begin Rows
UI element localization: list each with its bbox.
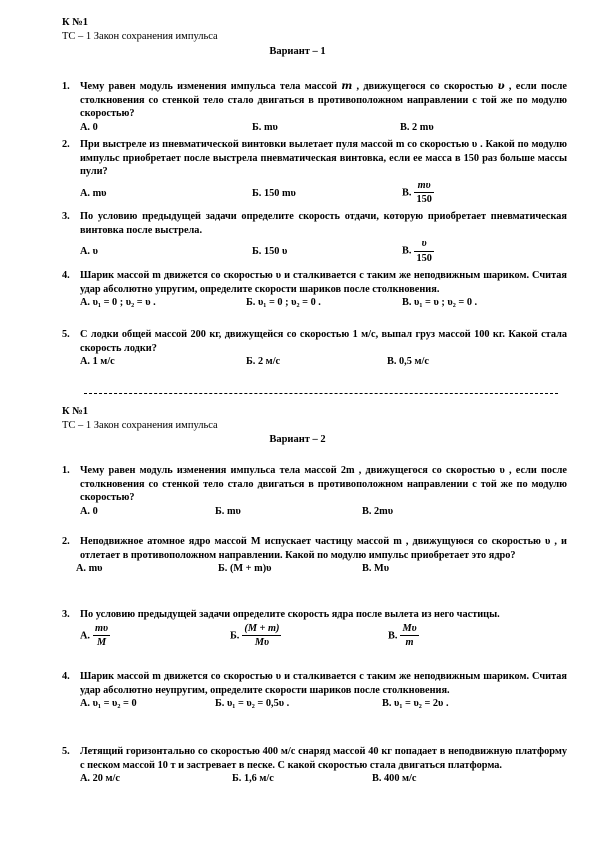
v2-question-3: 3. По условию предыдущей задачи определи… [62, 608, 567, 652]
option-a[interactable]: А. υ₁ = 0 ; υ₂ = υ . [80, 296, 156, 310]
worksheet-page: К №1 ТС – 1 Закон сохранения импульса Ва… [0, 0, 595, 842]
question-number: 4. [62, 670, 70, 684]
question-text: Летящий горизонтально со скоростью 400 м… [80, 745, 567, 772]
option-c[interactable]: В. υ₁ = υ ; υ₂ = 0 . [402, 296, 477, 310]
test-code: К №1 [62, 16, 88, 29]
question-text: Чему равен модуль изменения импульса тел… [80, 80, 567, 121]
question-text: Чему равен модуль изменения импульса тел… [80, 464, 567, 505]
question-number: 3. [62, 210, 70, 224]
v2-question-4: 4. Шарик массой m движется со скоростью … [62, 670, 567, 713]
variant-2-title: Вариант – 2 [0, 434, 595, 445]
option-a[interactable]: А. υ [80, 245, 98, 259]
v1-question-2: 2. При выстреле из пневматической винтов… [62, 138, 567, 209]
option-a[interactable]: А.mυM [80, 622, 110, 650]
question-number: 5. [62, 328, 70, 342]
option-a[interactable]: А. 0 [80, 505, 98, 519]
v1-question-3: 3. По условию предыдущей задачи определи… [62, 210, 567, 267]
answer-options: А. 20 м/с Б. 1,6 м/с В. 400 м/с [80, 772, 567, 788]
question-number: 3. [62, 608, 70, 622]
question-text: Шарик массой m движется со скоростью υ и… [80, 269, 567, 296]
question-text: По условию предыдущей задачи определите … [80, 608, 567, 622]
question-text: При выстреле из пневматической винтовки … [80, 138, 567, 179]
test-code: К №1 [62, 405, 88, 418]
answer-options: А. mυ Б. (M + m)υ В. Mυ [80, 562, 567, 578]
v1-question-4: 4. Шарик массой m движется со скоростью … [62, 269, 567, 312]
v2-question-5: 5. Летящий горизонтально со скоростью 40… [62, 745, 567, 788]
option-b[interactable]: Б. (M + m)υ [218, 562, 271, 576]
question-number: 1. [62, 464, 70, 478]
option-b[interactable]: Б. υ₁ = 0 ; υ₂ = 0 . [246, 296, 321, 310]
answer-options: А. 1 м/с Б. 2 м/с В. 0,5 м/с [80, 355, 567, 371]
fraction: Mυm [400, 622, 418, 650]
option-c[interactable]: В. Mυ [362, 562, 389, 576]
option-b[interactable]: Б.(M + m)Mυ [230, 622, 281, 650]
answer-options: А. υ₁ = 0 ; υ₂ = υ . Б. υ₁ = 0 ; υ₂ = 0 … [80, 296, 567, 312]
option-b[interactable]: Б. 150 mυ [252, 187, 296, 201]
option-b[interactable]: Б. mυ [252, 121, 278, 135]
option-c[interactable]: В. υ₁ = υ₂ = 2υ . [382, 697, 449, 711]
question-text: Шарик массой m движется со скоростью υ и… [80, 670, 567, 697]
cut-line-divider [84, 393, 558, 394]
option-a[interactable]: А. 20 м/с [80, 772, 120, 786]
answer-options: А. 0 Б. mυ В. 2mυ [80, 505, 567, 521]
option-b[interactable]: Б. 150 υ [252, 245, 287, 259]
question-number: 2. [62, 535, 70, 549]
answer-options: А. mυ Б. 150 mυ В.mυ150 [80, 179, 567, 209]
fraction: mυM [93, 622, 110, 650]
option-a[interactable]: А. υ₁ = υ₂ = 0 [80, 697, 137, 711]
option-c[interactable]: В.Mυm [388, 622, 419, 650]
fraction: mυ150 [414, 179, 433, 207]
question-number: 5. [62, 745, 70, 759]
question-number: 4. [62, 269, 70, 283]
question-number: 2. [62, 138, 70, 152]
question-number: 1. [62, 80, 70, 94]
option-a[interactable]: А. mυ [80, 187, 107, 201]
option-c[interactable]: В.υ150 [402, 237, 434, 265]
variant-1-title: Вариант – 1 [0, 46, 595, 57]
fraction: (M + m)Mυ [242, 622, 281, 650]
v1-question-1: 1. Чему равен модуль изменения импульса … [62, 80, 567, 137]
option-a[interactable]: А. 0 [80, 121, 98, 135]
answer-options: А. υ Б. 150 υ В.υ150 [80, 237, 567, 267]
option-c[interactable]: В.mυ150 [402, 179, 434, 207]
option-b[interactable]: Б. 2 м/с [246, 355, 280, 369]
question-text: Неподвижное атомное ядро массой M испуск… [80, 535, 567, 562]
option-c[interactable]: В. 0,5 м/с [387, 355, 429, 369]
fraction: υ150 [414, 237, 433, 265]
answer-options: А. υ₁ = υ₂ = 0 Б. υ₁ = υ₂ = 0,5υ . В. υ₁… [80, 697, 567, 713]
option-b[interactable]: Б. υ₁ = υ₂ = 0,5υ . [215, 697, 289, 711]
v2-question-1: 1. Чему равен модуль изменения импульса … [62, 464, 567, 521]
option-c[interactable]: В. 2 mυ [400, 121, 434, 135]
test-topic: ТС – 1 Закон сохранения импульса [62, 419, 218, 432]
answer-options: А.mυM Б.(M + m)Mυ В.Mυm [80, 622, 567, 652]
option-a[interactable]: А. mυ [76, 562, 103, 576]
option-c[interactable]: В. 400 м/с [372, 772, 416, 786]
answer-options: А. 0 Б. mυ В. 2 mυ [80, 121, 567, 137]
option-c[interactable]: В. 2mυ [362, 505, 393, 519]
v1-question-5: 5. С лодки общей массой 200 кг, движущей… [62, 328, 567, 371]
question-text: С лодки общей массой 200 кг, движущейся … [80, 328, 567, 355]
v2-question-2: 2. Неподвижное атомное ядро массой M исп… [62, 535, 567, 578]
question-text: По условию предыдущей задачи определите … [80, 210, 567, 237]
option-b[interactable]: Б. 1,6 м/с [232, 772, 274, 786]
option-a[interactable]: А. 1 м/с [80, 355, 115, 369]
option-b[interactable]: Б. mυ [215, 505, 241, 519]
test-topic: ТС – 1 Закон сохранения импульса [62, 30, 218, 43]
end Rows
# Goal of the exercise
Quote the data verbatim, from the line containing "v2-question-3: 3. По" through the line containing "v1-question-3: 3. По", inclusive.

# Solution
v2-question-3: 3. По условию предыдущей задачи определи… [62, 608, 567, 652]
option-a[interactable]: А. υ₁ = 0 ; υ₂ = υ . [80, 296, 156, 310]
worksheet-page: К №1 ТС – 1 Закон сохранения импульса Ва… [0, 0, 595, 842]
question-number: 4. [62, 670, 70, 684]
question-text: Летящий горизонтально со скоростью 400 м… [80, 745, 567, 772]
option-c[interactable]: В. υ₁ = υ ; υ₂ = 0 . [402, 296, 477, 310]
test-code: К №1 [62, 16, 88, 29]
question-text: Чему равен модуль изменения импульса тел… [80, 80, 567, 121]
question-text: Чему равен модуль изменения импульса тел… [80, 464, 567, 505]
question-number: 3. [62, 210, 70, 224]
v2-question-4: 4. Шарик массой m движется со скоростью … [62, 670, 567, 713]
variant-2-title: Вариант – 2 [0, 434, 595, 445]
option-a[interactable]: А. υ [80, 245, 98, 259]
v1-question-2: 2. При выстреле из пневматической винтов… [62, 138, 567, 209]
option-a[interactable]: А.mυM [80, 622, 110, 650]
question-number: 5. [62, 328, 70, 342]
option-a[interactable]: А. 0 [80, 505, 98, 519]
v1-question-3: 3. По условию предыдущей задачи определи… [62, 210, 567, 267]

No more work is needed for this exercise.